AIM OF THE TASK:
Write out all of the entries that follow, word for word, but skip the pictures.

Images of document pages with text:
[Start of Attachment]

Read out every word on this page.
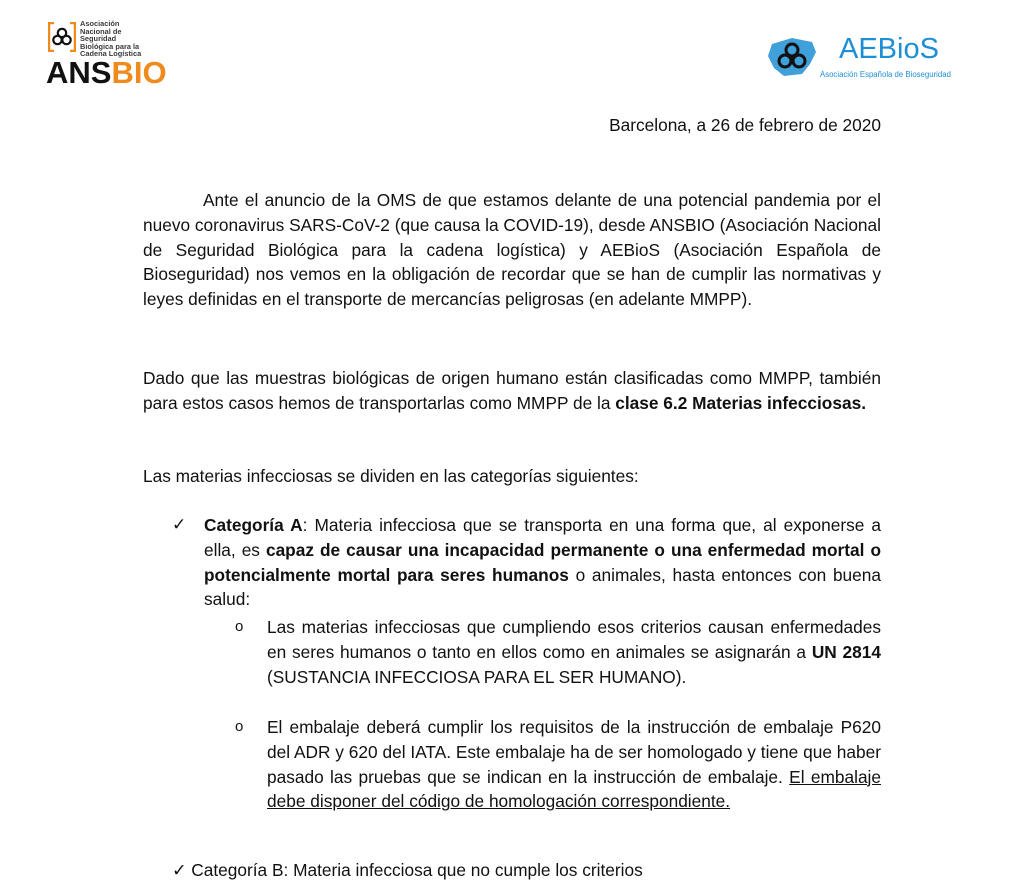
Asociación
Nacional de
Seguridad
Biológica para la
Cadena Logística
ANSBIO
AEBioS
Asociación Española de Bioseguridad
Barcelona, a 26 de febrero de 2020
Ante el anuncio de la OMS de que estamos delante de una potencial pandemia por el nuevo coronavirus SARS-CoV-2 (que causa la COVID-19), desde ANSBIO (Asociación Nacional de Seguridad Biológica para la cadena logística) y AEBioS (Asociación Española de Bioseguridad) nos vemos en la obligación de recordar que se han de cumplir las normativas y leyes definidas en el transporte de mercancías peligrosas (en adelante MMPP).
Dado que las muestras biológicas de origen humano están clasificadas como MMPP, también para estos casos hemos de transportarlas como MMPP de la clase 6.2 Materias infecciosas.
Las materias infecciosas se dividen en las categorías siguientes:
✓ Categoría A: Materia infecciosa que se transporta en una forma que, al exponerse a ella, es capaz de causar una incapacidad permanente o una enfermedad mortal o potencialmente mortal para seres humanos o animales, hasta entonces con buena salud:
o Las materias infecciosas que cumpliendo esos criterios causan enfermedades en seres humanos o tanto en ellos como en animales se asignarán a UN 2814 (SUSTANCIA INFECCIOSA PARA EL SER HUMANO).
o El embalaje deberá cumplir los requisitos de la instrucción de embalaje P620 del ADR y 620 del IATA. Este embalaje ha de ser homologado y tiene que haber pasado las pruebas que se indican en la instrucción de embalaje. El embalaje debe disponer del código de homologación correspondiente.
✓ Categoría B: Materia infecciosa que no cumple los criterios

[End of Attachment]

EXPECTED ANSWER:
Read out every word on this page.
Asociación
Nacional de
Seguridad
Biológica para la
Cadena Logística
ANSBIO
AEBioS
Asociación Española de Bioseguridad
Barcelona, a 26 de febrero de 2020
Ante el anuncio de la OMS de que estamos delante de una potencial pandemia por el nuevo coronavirus SARS-CoV-2 (que causa la COVID-19), desde ANSBIO (Asociación Nacional de Seguridad Biológica para la cadena logística) y AEBioS (Asociación Española de Bioseguridad) nos vemos en la obligación de recordar que se han de cumplir las normativas y leyes definidas en el transporte de mercancías peligrosas (en adelante MMPP).
Dado que las muestras biológicas de origen humano están clasificadas como MMPP, también para estos casos hemos de transportarlas como MMPP de la clase 6.2 Materias infecciosas.
Las materias infecciosas se dividen en las categorías siguientes:
✓ Categoría A: Materia infecciosa que se transporta en una forma que, al exponerse a ella, es capaz de causar una incapacidad permanente o una enfermedad mortal o potencialmente mortal para seres humanos o animales, hasta entonces con buena salud:
o Las materias infecciosas que cumpliendo esos criterios causan enfermedades en seres humanos o tanto en ellos como en animales se asignarán a UN 2814 (SUSTANCIA INFECCIOSA PARA EL SER HUMANO).
o El embalaje deberá cumplir los requisitos de la instrucción de embalaje P620 del ADR y 620 del IATA. Este embalaje ha de ser homologado y tiene que haber pasado las pruebas que se indican en la instrucción de embalaje. El embalaje debe disponer del código de homologación correspondiente.
✓ Categoría B: Materia infecciosa que no cumple los criterios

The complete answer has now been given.